## INSTRUCTIONS TO FOLLOW
Transcribe the material word for word, but without the images.

[Data records]
==========

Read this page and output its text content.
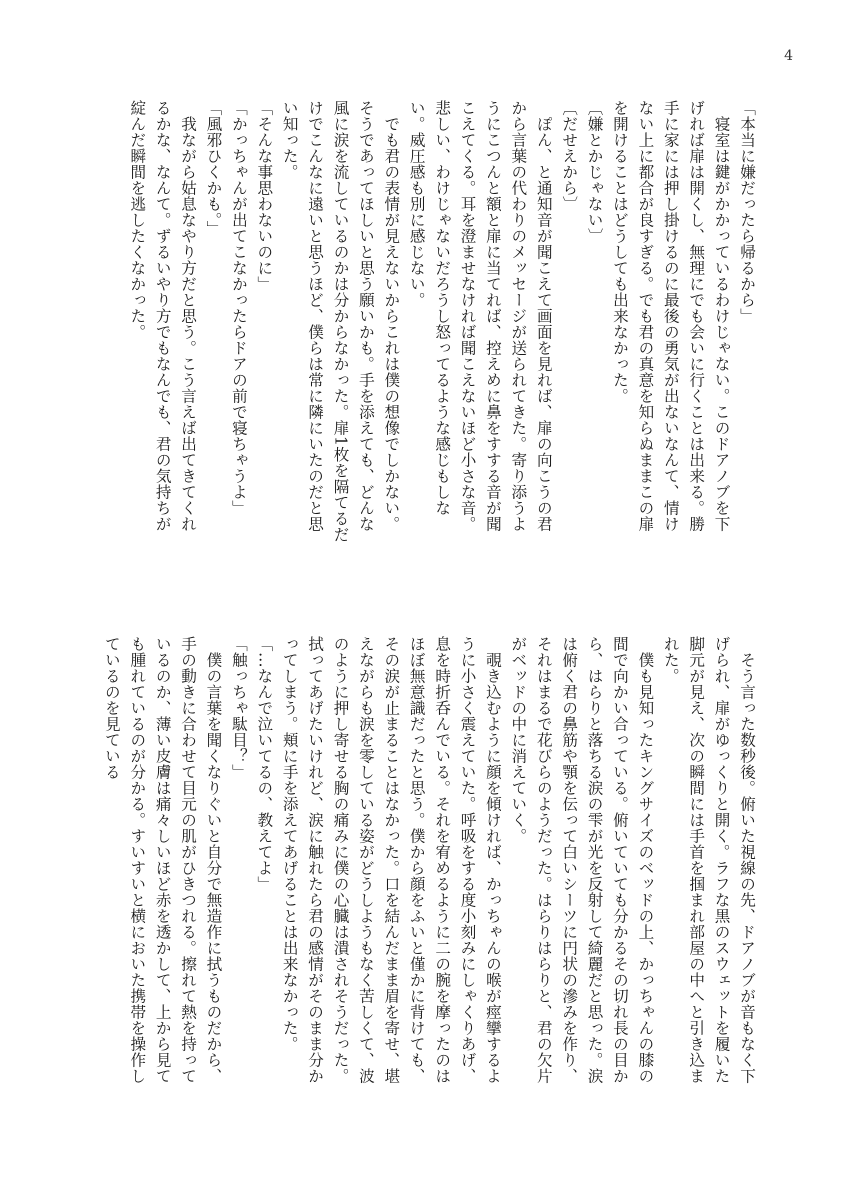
4

「本当に嫌だったら帰るから」

　寝室は鍵がかかっているわけじゃない。このドアノブを下げれば扉は開くし、無理にでも会いに行くことは出来る。勝手に家には押し掛けるのに最後の勇気が出ないなんて、情けない上に都合が良すぎる。でも君の真意を知らぬままこの扉を開けることはどうしても出来なかった。

〔嫌とかじゃない〕

〔だせえから〕

　ぽん、と通知音が聞こえて画面を見れば、扉の向こうの君から言葉の代わりのメッセージが送られてきた。寄り添うようにこつんと額と扉に当てれば、控えめに鼻をすする音が聞こえてくる。耳を澄ませなければ聞こえないほど小さな音。悲しい、わけじゃないだろうし怒ってるような感じもしない。威圧感も別に感じない。

　でも君の表情が見えないからこれは僕の想像でしかない。そうであってほしいと思う願いかも。手を添えても、どんな風に涙を流しているのかは分からなかった。扉1枚を隔てるだけでこんなに遠いと思うほど、僕らは常に隣にいたのだと思い知った。

「そんな事思わないのに」

「かっちゃんが出てこなかったらドアの前で寝ちゃうよ」

「風邪ひくかも。」

　我ながら姑息なやり方だと思う。こう言えば出てきてくれるかな、なんて。ずるいやり方でもなんでも、君の気持ちが綻んだ瞬間を逃したくなかった。

　そう言った数秒後。俯いた視線の先、ドアノブが音もなく下げられ、扉がゆっくりと開く。ラフな黒のスウェットを履いた脚元が見え、次の瞬間には手首を掴まれ部屋の中へと引き込まれた。

　僕も見知ったキングサイズのベッドの上、かっちゃんの膝の間で向かい合っている。俯いていても分かるその切れ長の目から、はらりと落ちる涙の雫が光を反射して綺麗だと思った。涙は俯く君の鼻筋や顎を伝って白いシーツに円状の滲みを作り、それはまるで花びらのようだった。はらりはらりと、君の欠片がベッドの中に消えていく。

　覗き込むように顔を傾ければ、かっちゃんの喉が痙攣するように小さく震えていた。呼吸をする度小刻みにしゃくりあげ、息を時折呑んでいる。それを宥めるように二の腕を摩ったのはほぼ無意識だったと思う。僕から顔をふいと僅かに背けても、その涙が止まることはなかった。口を結んだまま眉を寄せ、堪えながらも涙を零している姿がどうしようもなく苦しくて、波のように押し寄せる胸の痛みに僕の心臓は潰されそうだった。拭ってあげたいけれど、涙に触れたら君の感情がそのまま分かってしまう。頬に手を添えてあげることは出来なかった。

「…なんで泣いてるの、教えてよ」

「触っちゃ駄目？」

　僕の言葉を聞くなりぐいと自分で無造作に拭うものだから、手の動きに合わせて目元の肌がひきつれる。擦れて熱を持っているのか、薄い皮膚は痛々しいほど赤を透かして、上から見ても腫れているのが分かる。すいすいと横においた携帯を操作しているのを見ている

==========

## COMPLETE ANSWER
Read this page and output its text content.
4

「本当に嫌だったら帰るから」

　寝室は鍵がかかっているわけじゃない。このドアノブを下げれば扉は開くし、無理にでも会いに行くことは出来る。勝手に家には押し掛けるのに最後の勇気が出ないなんて、情けない上に都合が良すぎる。でも君の真意を知らぬままこの扉を開けることはどうしても出来なかった。

〔嫌とかじゃない〕

〔だせえから〕

　ぽん、と通知音が聞こえて画面を見れば、扉の向こうの君から言葉の代わりのメッセージが送られてきた。寄り添うようにこつんと額と扉に当てれば、控えめに鼻をすする音が聞こえてくる。耳を澄ませなければ聞こえないほど小さな音。悲しい、わけじゃないだろうし怒ってるような感じもしない。威圧感も別に感じない。

　でも君の表情が見えないからこれは僕の想像でしかない。そうであってほしいと思う願いかも。手を添えても、どんな風に涙を流しているのかは分からなかった。扉1枚を隔てるだけでこんなに遠いと思うほど、僕らは常に隣にいたのだと思い知った。

「そんな事思わないのに」

「かっちゃんが出てこなかったらドアの前で寝ちゃうよ」

「風邪ひくかも。」

　我ながら姑息なやり方だと思う。こう言えば出てきてくれるかな、なんて。ずるいやり方でもなんでも、君の気持ちが綻んだ瞬間を逃したくなかった。

　そう言った数秒後。俯いた視線の先、ドアノブが音もなく下げられ、扉がゆっくりと開く。ラフな黒のスウェットを履いた脚元が見え、次の瞬間には手首を掴まれ部屋の中へと引き込まれた。

　僕も見知ったキングサイズのベッドの上、かっちゃんの膝の間で向かい合っている。俯いていても分かるその切れ長の目から、はらりと落ちる涙の雫が光を反射して綺麗だと思った。涙は俯く君の鼻筋や顎を伝って白いシーツに円状の滲みを作り、それはまるで花びらのようだった。はらりはらりと、君の欠片がベッドの中に消えていく。

　覗き込むように顔を傾ければ、かっちゃんの喉が痙攣するように小さく震えていた。呼吸をする度小刻みにしゃくりあげ、息を時折呑んでいる。それを宥めるように二の腕を摩ったのはほぼ無意識だったと思う。僕から顔をふいと僅かに背けても、その涙が止まることはなかった。口を結んだまま眉を寄せ、堪えながらも涙を零している姿がどうしようもなく苦しくて、波のように押し寄せる胸の痛みに僕の心臓は潰されそうだった。拭ってあげたいけれど、涙に触れたら君の感情がそのまま分かってしまう。頬に手を添えてあげることは出来なかった。

「…なんで泣いてるの、教えてよ」

「触っちゃ駄目？」

　僕の言葉を聞くなりぐいと自分で無造作に拭うものだから、手の動きに合わせて目元の肌がひきつれる。擦れて熱を持っているのか、薄い皮膚は痛々しいほど赤を透かして、上から見ても腫れているのが分かる。すいすいと横においた携帯を操作しているのを見ている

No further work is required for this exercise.